Provided passage »
MANILA, Philippines (UPDATED) – It was never a sprint for the San Mig Super Coffee Mixers. It was always a marathon.

As James Yap scored on one-hander after one-hander on Wednesday, July 9, the Smart Araneta Coliseum rumbled and rattled anew just like the countless times it stood witness to historic championships like the Mixers were about to have.

With Mark Barroca running around finding his teammates like he has done all year and Joe Devance stepping up as needed, San Mig Coffee finally crossed the finish line of their season-long marathon and trumped the Rain or Shine Elasto Painters, 92-89, in a classic Game 5 in the Finals of the 2014 PLDT Home Telpad PBA Governors’ Cup to finally stamp their claim in history with a Grand Slam.

The Mixers took home their fourth straight silverware and the third one for the rare and coveted Triple Crown. It is also the second Grand Slam feat for the now 18-time champion coach Tim Cone, who last accomplished the same in 1996 with Alaska.

“This 4-peat, this Grand Slam still hasn’t hit me yet. I’m overwhelmed by it,” said Cone after the awarding ceremonies, drenched in water and looking a mix of relieved, ecstatic and exhausted from a grueling season.

ECSTATIC. Two-time PBA Grand Slam winner coach Tim Cone gets doused with cold water by import Marqus Blakely. Photo by Josh Albelda/Rappler

“Every time that we came to a big game, I’d say, well, this is the time it ain’t gonna happen. We played with fire too much, it ain’t gonna happen. But somehow the guys just found a way.”

Yap, whom Cone himself said he was saving for big games and big moments like a winner-take-all Game 5, could do no wrong on Wednesday night on his way to 29 markers and 8 rebounds, keeping the Mixers afloat all game long.

Rain or Shine, despite their best efforts at chopping down the once 16-point 69-53 lead in the third to one, 73-72, early in the fourth, bowed down to yet another payoff period assault from Cone’s wards.

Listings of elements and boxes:
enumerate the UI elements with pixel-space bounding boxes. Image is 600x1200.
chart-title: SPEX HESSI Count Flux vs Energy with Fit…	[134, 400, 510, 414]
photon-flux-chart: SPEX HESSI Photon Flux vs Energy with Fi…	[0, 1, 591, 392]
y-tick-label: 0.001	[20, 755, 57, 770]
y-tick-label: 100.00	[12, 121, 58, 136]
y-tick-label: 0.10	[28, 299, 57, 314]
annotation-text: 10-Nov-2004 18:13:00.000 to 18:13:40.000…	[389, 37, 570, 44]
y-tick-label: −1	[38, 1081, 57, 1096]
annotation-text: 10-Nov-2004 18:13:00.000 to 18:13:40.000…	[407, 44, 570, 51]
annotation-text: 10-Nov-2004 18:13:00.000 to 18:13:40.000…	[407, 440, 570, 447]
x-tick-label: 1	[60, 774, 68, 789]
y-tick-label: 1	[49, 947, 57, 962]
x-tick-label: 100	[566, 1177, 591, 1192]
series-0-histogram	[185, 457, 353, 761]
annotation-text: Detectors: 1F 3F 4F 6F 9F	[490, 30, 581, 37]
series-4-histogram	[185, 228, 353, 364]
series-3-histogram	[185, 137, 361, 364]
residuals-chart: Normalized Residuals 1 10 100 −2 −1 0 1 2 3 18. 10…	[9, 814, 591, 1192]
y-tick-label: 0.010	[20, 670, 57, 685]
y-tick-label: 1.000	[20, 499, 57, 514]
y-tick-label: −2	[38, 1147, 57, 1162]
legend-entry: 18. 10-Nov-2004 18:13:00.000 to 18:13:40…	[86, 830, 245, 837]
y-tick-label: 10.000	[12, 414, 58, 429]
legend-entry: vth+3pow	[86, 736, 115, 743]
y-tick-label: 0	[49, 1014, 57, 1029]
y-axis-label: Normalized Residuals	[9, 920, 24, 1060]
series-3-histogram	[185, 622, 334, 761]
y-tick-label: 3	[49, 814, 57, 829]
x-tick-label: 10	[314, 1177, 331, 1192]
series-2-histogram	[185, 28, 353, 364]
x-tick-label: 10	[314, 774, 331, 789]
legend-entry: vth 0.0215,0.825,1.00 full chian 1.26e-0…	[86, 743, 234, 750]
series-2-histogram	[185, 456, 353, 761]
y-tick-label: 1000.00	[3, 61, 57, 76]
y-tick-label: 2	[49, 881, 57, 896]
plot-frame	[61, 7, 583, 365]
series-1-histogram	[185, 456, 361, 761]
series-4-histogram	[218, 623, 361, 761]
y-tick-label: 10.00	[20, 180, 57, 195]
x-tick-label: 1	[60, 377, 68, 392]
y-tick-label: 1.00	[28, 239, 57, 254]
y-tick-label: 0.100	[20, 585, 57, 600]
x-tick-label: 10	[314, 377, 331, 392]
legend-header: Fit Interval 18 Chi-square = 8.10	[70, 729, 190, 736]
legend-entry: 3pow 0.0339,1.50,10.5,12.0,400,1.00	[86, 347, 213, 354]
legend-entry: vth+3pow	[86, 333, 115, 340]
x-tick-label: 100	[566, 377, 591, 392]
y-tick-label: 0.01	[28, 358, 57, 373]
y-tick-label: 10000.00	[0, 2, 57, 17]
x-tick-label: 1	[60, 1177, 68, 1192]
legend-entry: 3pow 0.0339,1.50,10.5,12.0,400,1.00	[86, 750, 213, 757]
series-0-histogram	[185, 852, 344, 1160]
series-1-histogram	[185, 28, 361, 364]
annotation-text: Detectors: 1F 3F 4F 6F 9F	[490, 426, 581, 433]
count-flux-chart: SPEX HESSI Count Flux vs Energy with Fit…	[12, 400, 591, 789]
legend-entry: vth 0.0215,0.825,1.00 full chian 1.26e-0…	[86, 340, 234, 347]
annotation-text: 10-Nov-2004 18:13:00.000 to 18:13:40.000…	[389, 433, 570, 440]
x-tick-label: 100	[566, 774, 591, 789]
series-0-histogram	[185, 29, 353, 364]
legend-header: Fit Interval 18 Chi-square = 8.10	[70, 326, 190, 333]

Given exercise 1 » In the basketball article, what was the final score of Game 5 between San Mig Coffee and Rain or Shine?
Given exercise 2 » Please copy the entries word for word, from the start of the entries through the line containing "920, 24, 1060]", including both ends.
The basketball article and the entries are unrelated to each other.

Result 1 » San Mig Coffee won, 92-89.

Result 2 »
enumerate the UI elements with pixel-space bounding boxes. Image is 600x1200.
chart-title: SPEX HESSI Count Flux vs Energy with Fit…	[134, 400, 510, 414]
photon-flux-chart: SPEX HESSI Photon Flux vs Energy with Fi…	[0, 1, 591, 392]
y-tick-label: 0.001	[20, 755, 57, 770]
y-tick-label: 100.00	[12, 121, 58, 136]
y-tick-label: 0.10	[28, 299, 57, 314]
annotation-text: 10-Nov-2004 18:13:00.000 to 18:13:40.000…	[389, 37, 570, 44]
y-tick-label: −1	[38, 1081, 57, 1096]
annotation-text: 10-Nov-2004 18:13:00.000 to 18:13:40.000…	[407, 44, 570, 51]
annotation-text: 10-Nov-2004 18:13:00.000 to 18:13:40.000…	[407, 440, 570, 447]
x-tick-label: 1	[60, 774, 68, 789]
y-tick-label: 1	[49, 947, 57, 962]
x-tick-label: 100	[566, 1177, 591, 1192]
series-0-histogram	[185, 457, 353, 761]
annotation-text: Detectors: 1F 3F 4F 6F 9F	[490, 30, 581, 37]
series-4-histogram	[185, 228, 353, 364]
series-3-histogram	[185, 137, 361, 364]
residuals-chart: Normalized Residuals 1 10 100 −2 −1 0 1 2 3 18. 10…	[9, 814, 591, 1192]
y-tick-label: 0.010	[20, 670, 57, 685]
y-tick-label: 1.000	[20, 499, 57, 514]
y-tick-label: −2	[38, 1147, 57, 1162]
legend-entry: 18. 10-Nov-2004 18:13:00.000 to 18:13:40…	[86, 830, 245, 837]
y-tick-label: 10.000	[12, 414, 58, 429]
legend-entry: vth+3pow	[86, 736, 115, 743]
y-tick-label: 0	[49, 1014, 57, 1029]
y-axis-label: Normalized Residuals	[9, 920, 24, 1060]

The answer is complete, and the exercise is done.